Find the lines holding "clientId" and copy them.

* [Records provided]
□ □ □ □
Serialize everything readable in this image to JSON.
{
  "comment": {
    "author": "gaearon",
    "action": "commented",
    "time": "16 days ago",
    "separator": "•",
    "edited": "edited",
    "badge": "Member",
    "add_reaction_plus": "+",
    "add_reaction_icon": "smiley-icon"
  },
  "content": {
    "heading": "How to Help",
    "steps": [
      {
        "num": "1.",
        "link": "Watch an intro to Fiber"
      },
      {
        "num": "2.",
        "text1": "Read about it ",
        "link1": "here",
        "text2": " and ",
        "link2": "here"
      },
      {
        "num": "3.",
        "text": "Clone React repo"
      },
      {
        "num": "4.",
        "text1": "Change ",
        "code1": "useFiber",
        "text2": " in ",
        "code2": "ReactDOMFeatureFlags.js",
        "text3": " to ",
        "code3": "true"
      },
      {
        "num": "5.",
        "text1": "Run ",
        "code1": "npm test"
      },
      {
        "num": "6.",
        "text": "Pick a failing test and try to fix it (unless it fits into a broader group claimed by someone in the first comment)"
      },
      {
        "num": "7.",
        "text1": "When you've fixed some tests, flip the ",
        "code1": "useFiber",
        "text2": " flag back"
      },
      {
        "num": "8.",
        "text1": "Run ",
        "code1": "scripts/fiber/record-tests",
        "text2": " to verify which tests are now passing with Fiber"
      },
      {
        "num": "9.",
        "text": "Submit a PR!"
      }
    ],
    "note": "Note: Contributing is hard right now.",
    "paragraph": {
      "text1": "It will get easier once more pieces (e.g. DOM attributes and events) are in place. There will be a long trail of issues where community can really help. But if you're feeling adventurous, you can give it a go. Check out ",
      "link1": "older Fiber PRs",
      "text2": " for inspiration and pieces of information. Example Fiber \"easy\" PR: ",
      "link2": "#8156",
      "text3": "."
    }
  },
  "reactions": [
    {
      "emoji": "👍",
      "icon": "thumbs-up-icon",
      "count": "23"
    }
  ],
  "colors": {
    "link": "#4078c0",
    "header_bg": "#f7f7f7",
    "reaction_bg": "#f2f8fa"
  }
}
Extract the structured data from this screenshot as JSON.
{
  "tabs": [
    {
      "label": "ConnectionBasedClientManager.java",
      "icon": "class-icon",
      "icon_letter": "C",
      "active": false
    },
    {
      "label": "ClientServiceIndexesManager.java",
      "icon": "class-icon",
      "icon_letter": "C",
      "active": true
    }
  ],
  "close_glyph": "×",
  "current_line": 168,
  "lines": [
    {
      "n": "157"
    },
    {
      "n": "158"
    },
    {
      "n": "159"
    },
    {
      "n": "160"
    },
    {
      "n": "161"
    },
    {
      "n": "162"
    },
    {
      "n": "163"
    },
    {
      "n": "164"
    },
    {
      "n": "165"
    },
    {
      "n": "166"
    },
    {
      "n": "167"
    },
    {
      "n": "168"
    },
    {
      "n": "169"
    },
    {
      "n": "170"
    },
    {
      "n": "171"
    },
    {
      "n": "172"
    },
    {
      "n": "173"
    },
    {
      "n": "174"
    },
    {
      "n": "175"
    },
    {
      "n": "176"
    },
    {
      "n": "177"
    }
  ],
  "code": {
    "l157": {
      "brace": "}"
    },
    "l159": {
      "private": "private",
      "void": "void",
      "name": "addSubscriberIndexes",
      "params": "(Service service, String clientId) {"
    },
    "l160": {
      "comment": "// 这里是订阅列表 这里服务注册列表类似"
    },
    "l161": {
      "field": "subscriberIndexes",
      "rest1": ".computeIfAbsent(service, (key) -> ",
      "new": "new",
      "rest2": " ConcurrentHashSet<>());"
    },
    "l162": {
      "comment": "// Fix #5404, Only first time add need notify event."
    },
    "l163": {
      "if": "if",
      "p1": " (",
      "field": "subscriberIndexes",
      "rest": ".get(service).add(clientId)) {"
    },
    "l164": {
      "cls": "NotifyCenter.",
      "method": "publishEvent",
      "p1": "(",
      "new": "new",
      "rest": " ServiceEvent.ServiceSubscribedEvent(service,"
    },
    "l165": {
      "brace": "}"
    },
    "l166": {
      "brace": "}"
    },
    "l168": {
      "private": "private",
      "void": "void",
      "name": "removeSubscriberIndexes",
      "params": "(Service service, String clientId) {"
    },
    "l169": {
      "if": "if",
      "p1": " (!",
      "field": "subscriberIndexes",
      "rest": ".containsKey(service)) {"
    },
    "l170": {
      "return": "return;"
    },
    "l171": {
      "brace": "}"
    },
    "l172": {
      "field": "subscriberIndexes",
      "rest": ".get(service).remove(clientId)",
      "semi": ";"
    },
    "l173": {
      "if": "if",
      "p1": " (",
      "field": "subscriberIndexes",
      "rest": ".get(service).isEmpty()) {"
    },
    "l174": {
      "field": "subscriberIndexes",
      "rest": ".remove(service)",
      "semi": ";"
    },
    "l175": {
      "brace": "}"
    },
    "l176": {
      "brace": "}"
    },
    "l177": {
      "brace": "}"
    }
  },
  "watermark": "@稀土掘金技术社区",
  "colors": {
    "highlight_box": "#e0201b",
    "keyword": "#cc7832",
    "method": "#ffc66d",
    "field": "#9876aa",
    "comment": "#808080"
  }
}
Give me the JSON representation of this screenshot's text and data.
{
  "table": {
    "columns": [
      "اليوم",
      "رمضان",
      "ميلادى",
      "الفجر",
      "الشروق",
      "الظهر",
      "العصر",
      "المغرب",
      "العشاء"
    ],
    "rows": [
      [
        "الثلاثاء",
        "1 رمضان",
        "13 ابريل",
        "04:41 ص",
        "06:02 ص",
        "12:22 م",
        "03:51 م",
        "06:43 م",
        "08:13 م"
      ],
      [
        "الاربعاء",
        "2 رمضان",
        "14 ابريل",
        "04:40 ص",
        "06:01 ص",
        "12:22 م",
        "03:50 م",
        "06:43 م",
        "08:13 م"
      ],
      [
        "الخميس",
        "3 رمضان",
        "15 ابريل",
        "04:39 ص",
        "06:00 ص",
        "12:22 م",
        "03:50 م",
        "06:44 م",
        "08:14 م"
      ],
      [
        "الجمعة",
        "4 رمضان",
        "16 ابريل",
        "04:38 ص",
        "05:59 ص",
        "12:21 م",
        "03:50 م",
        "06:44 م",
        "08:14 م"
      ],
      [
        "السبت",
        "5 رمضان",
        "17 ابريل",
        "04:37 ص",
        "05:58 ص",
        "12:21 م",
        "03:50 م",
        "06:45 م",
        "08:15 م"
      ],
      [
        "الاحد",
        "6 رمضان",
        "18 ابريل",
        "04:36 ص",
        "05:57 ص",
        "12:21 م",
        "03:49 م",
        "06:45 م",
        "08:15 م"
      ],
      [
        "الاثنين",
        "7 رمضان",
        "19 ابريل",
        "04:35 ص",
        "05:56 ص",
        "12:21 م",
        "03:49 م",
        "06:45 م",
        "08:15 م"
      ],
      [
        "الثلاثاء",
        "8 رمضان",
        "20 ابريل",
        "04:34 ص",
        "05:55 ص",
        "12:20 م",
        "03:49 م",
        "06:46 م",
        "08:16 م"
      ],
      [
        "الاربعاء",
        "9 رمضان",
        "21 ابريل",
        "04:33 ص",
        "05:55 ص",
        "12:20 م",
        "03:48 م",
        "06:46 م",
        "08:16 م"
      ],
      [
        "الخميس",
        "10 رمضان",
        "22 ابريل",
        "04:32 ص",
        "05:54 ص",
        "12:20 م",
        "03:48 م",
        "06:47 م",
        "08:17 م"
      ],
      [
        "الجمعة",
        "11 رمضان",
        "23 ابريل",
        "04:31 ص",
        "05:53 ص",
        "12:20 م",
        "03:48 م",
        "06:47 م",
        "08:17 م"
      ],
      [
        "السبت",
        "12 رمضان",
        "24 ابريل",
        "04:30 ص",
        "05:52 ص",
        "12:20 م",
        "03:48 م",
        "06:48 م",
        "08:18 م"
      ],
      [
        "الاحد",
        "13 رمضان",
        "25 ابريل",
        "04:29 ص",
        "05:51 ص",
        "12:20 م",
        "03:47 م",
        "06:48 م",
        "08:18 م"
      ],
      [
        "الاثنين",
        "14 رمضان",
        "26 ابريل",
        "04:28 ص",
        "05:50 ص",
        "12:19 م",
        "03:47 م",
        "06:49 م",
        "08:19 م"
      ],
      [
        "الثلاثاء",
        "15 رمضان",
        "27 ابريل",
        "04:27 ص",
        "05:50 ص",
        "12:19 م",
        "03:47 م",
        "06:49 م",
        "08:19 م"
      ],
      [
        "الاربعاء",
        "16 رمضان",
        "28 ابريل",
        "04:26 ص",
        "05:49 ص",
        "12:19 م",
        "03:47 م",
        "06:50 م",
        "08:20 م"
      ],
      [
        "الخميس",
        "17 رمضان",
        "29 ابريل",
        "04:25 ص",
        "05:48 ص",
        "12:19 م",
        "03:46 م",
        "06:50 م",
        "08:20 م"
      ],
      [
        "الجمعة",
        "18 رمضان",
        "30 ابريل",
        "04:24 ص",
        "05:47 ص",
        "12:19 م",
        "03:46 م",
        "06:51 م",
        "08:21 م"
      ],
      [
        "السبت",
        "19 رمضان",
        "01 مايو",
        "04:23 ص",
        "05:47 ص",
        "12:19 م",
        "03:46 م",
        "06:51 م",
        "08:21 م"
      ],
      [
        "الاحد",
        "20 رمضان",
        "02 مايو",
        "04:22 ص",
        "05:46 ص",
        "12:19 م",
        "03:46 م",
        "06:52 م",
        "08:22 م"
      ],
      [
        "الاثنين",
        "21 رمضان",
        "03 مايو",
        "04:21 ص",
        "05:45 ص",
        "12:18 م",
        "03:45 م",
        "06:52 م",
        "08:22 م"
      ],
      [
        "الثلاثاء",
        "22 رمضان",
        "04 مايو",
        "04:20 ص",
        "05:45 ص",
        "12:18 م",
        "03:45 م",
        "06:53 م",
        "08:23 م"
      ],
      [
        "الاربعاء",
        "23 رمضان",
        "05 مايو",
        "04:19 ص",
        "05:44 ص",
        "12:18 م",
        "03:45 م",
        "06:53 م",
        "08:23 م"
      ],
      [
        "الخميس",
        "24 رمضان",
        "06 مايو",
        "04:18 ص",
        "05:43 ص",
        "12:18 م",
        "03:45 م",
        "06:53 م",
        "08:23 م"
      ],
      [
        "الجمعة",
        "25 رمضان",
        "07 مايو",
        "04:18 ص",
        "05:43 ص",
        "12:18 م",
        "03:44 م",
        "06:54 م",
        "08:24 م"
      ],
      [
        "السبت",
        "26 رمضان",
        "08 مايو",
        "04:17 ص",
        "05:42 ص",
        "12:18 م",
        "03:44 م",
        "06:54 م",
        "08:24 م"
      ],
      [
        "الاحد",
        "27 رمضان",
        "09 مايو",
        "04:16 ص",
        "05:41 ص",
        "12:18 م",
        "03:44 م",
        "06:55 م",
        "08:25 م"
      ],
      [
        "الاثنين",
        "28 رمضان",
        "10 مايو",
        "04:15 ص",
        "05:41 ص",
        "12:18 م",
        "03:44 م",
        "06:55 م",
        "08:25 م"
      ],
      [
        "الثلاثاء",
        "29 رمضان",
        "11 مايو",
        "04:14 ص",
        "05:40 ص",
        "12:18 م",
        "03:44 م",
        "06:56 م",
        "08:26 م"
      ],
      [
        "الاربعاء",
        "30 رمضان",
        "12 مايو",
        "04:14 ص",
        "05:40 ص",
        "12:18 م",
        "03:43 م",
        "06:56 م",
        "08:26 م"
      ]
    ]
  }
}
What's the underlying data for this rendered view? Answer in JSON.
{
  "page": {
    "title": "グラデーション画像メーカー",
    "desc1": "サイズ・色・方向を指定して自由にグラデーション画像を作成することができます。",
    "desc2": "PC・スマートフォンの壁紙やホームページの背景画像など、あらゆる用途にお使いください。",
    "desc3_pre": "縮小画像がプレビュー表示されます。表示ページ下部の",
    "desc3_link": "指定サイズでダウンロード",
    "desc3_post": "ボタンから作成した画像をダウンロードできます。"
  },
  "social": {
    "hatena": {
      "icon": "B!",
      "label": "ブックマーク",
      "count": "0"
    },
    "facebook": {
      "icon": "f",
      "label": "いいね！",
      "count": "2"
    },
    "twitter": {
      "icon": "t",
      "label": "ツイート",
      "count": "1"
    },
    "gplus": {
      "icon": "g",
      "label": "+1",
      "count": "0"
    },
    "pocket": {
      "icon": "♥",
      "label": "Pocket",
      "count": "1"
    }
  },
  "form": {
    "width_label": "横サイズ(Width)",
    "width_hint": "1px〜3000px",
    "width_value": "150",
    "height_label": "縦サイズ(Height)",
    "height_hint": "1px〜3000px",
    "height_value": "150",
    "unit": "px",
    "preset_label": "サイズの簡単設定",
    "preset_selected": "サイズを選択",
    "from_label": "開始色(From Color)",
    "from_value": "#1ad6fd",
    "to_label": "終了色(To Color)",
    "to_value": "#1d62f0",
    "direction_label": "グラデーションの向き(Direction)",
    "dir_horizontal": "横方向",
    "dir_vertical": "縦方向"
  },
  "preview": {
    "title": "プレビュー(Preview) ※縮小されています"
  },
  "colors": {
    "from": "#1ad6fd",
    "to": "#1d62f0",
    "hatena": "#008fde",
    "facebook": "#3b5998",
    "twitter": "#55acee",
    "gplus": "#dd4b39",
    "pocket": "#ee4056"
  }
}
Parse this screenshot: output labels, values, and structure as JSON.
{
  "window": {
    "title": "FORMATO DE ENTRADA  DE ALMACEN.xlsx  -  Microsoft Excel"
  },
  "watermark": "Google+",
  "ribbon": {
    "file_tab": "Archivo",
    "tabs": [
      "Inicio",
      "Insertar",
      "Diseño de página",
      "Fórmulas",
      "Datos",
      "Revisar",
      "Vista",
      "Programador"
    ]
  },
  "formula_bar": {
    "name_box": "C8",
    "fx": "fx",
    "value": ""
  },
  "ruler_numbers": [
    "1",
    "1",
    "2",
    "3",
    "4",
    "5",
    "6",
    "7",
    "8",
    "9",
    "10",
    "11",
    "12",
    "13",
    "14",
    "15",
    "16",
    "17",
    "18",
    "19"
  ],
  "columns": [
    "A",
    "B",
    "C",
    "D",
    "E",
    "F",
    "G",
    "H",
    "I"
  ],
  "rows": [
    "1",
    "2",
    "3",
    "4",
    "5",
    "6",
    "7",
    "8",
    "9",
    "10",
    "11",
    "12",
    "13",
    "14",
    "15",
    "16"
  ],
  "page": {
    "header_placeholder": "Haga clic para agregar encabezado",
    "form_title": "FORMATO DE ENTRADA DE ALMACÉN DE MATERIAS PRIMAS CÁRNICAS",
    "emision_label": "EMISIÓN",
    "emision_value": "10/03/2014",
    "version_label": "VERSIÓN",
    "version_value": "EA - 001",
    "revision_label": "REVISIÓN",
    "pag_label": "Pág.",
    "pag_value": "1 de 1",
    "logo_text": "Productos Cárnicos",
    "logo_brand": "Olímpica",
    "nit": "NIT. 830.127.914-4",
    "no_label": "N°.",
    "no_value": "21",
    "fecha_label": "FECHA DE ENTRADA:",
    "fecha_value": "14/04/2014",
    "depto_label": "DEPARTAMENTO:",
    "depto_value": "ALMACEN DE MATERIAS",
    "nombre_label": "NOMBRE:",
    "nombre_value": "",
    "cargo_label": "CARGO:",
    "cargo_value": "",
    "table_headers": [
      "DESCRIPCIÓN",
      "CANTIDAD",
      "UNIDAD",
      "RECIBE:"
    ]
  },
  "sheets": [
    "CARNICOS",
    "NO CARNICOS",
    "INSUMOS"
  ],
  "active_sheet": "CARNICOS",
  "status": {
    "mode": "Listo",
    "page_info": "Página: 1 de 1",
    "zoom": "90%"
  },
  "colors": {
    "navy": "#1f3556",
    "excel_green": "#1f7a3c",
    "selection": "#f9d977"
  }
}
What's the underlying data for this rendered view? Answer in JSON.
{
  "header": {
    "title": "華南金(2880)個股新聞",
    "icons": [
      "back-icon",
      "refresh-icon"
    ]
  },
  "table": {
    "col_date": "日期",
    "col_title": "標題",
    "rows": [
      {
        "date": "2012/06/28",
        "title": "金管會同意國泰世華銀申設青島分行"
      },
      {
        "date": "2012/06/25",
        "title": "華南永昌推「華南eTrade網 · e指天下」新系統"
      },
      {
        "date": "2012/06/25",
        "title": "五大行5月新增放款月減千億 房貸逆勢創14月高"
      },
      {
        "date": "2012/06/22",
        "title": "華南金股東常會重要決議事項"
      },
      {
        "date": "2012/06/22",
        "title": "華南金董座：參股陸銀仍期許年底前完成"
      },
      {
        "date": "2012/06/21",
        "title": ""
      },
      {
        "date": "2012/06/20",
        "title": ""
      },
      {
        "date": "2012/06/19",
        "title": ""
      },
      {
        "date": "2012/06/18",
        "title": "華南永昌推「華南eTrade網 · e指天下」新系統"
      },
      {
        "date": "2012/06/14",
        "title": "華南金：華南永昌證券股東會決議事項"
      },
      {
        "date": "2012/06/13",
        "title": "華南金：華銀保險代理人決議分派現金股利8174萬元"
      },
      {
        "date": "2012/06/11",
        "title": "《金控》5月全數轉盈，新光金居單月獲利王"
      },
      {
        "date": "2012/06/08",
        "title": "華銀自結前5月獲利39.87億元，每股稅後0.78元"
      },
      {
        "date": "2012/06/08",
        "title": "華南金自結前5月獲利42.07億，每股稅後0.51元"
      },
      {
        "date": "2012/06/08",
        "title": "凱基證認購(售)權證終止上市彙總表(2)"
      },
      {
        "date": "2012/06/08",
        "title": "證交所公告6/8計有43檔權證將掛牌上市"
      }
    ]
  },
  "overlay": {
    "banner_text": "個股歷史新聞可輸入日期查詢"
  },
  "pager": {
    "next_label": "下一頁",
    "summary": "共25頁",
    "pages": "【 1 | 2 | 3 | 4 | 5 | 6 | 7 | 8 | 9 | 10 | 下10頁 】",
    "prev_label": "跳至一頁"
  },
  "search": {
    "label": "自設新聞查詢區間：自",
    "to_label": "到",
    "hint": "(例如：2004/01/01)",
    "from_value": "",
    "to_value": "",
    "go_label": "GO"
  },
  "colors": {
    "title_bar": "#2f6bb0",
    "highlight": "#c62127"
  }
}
□ □ □ □
* [Result]
      "params": "(Service service, String clientId) {"
      "rest": ".get(service).add(clientId)) {"
      "params": "(Service service, String clientId) {"
      "rest": ".get(service).remove(clientId)",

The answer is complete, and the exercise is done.